The data must be written out once more, precisely as given.
[begin Stored data]
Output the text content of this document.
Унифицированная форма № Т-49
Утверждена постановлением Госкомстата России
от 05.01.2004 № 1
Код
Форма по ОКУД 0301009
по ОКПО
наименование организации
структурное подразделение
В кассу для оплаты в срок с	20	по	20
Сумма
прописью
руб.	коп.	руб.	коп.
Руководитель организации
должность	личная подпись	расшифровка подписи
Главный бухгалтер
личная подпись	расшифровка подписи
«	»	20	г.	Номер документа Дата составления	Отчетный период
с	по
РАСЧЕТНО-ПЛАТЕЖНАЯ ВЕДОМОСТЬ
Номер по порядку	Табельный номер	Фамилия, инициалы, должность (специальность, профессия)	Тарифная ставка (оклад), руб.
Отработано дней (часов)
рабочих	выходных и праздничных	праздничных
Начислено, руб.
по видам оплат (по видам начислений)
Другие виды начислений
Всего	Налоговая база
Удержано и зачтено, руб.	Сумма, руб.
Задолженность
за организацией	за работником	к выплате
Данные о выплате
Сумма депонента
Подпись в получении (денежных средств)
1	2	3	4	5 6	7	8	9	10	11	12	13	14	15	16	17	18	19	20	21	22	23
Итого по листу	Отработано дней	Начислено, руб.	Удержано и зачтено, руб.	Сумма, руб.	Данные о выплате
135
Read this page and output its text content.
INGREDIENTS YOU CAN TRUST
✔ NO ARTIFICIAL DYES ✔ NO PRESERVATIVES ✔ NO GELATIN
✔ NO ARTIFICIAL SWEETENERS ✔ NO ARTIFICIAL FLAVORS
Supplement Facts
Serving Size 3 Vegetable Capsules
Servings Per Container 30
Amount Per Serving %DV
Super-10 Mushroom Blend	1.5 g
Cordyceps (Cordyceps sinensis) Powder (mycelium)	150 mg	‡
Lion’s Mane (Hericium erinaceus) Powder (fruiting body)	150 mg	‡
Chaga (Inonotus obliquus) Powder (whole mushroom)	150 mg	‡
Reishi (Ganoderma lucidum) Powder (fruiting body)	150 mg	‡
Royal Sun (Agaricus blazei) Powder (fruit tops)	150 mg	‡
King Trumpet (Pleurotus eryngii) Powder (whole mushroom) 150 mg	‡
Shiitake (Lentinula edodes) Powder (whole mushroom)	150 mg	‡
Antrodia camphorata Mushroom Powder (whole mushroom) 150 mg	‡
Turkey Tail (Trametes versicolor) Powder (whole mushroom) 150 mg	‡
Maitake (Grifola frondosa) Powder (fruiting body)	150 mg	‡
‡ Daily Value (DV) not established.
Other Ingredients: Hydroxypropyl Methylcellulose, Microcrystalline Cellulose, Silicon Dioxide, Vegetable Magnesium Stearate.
[end Stored data]
> _Finished answer_
Output the text content of this document.
Унифицированная форма № Т-49
Утверждена постановлением Госкомстата России
от 05.01.2004 № 1
Код
Форма по ОКУД 0301009
по ОКПО
наименование организации
структурное подразделение
В кассу для оплаты в срок с	20	по	20
Сумма
прописью
руб.	коп.	руб.	коп.
Руководитель организации
должность	личная подпись	расшифровка подписи
Главный бухгалтер
личная подпись	расшифровка подписи
«	»	20	г.	Номер документа Дата составления	Отчетный период
с	по
РАСЧЕТНО-ПЛАТЕЖНАЯ ВЕДОМОСТЬ
Номер по порядку	Табельный номер	Фамилия, инициалы, должность (специальность, профессия)	Тарифная ставка (оклад), руб.
Отработано дней (часов)
рабочих	выходных и праздничных	праздничных
Начислено, руб.
по видам оплат (по видам начислений)
Другие виды начислений
Всего	Налоговая база
Удержано и зачтено, руб.	Сумма, руб.
Задолженность
за организацией	за работником	к выплате
Данные о выплате
Сумма депонента
Подпись в получении (денежных средств)
1	2	3	4	5 6	7	8	9	10	11	12	13	14	15	16	17	18	19	20	21	22	23
Итого по листу	Отработано дней	Начислено, руб.	Удержано и зачтено, руб.	Сумма, руб.	Данные о выплате
135
Read this page and output its text content.
INGREDIENTS YOU CAN TRUST
✔ NO ARTIFICIAL DYES ✔ NO PRESERVATIVES ✔ NO GELATIN
✔ NO ARTIFICIAL SWEETENERS ✔ NO ARTIFICIAL FLAVORS
Supplement Facts
Serving Size 3 Vegetable Capsules
Servings Per Container 30
Amount Per Serving %DV
Super-10 Mushroom Blend	1.5 g
Cordyceps (Cordyceps sinensis) Powder (mycelium)	150 mg	‡
Lion’s Mane (Hericium erinaceus) Powder (fruiting body)	150 mg	‡
Chaga (Inonotus obliquus) Powder (whole mushroom)	150 mg	‡
Reishi (Ganoderma lucidum) Powder (fruiting body)	150 mg	‡
Royal Sun (Agaricus blazei) Powder (fruit tops)	150 mg	‡
King Trumpet (Pleurotus eryngii) Powder (whole mushroom) 150 mg	‡
Shiitake (Lentinula edodes) Powder (whole mushroom)	150 mg	‡
Antrodia camphorata Mushroom Powder (whole mushroom) 150 mg	‡
Turkey Tail (Trametes versicolor) Powder (whole mushroom) 150 mg	‡
Maitake (Grifola frondosa) Powder (fruiting body)	150 mg	‡
‡ Daily Value (DV) not established.
Other Ingredients: Hydroxypropyl Methylcellulose, Microcrystalline Cellulose, Silicon Dioxide, Vegetable Magnesium Stearate.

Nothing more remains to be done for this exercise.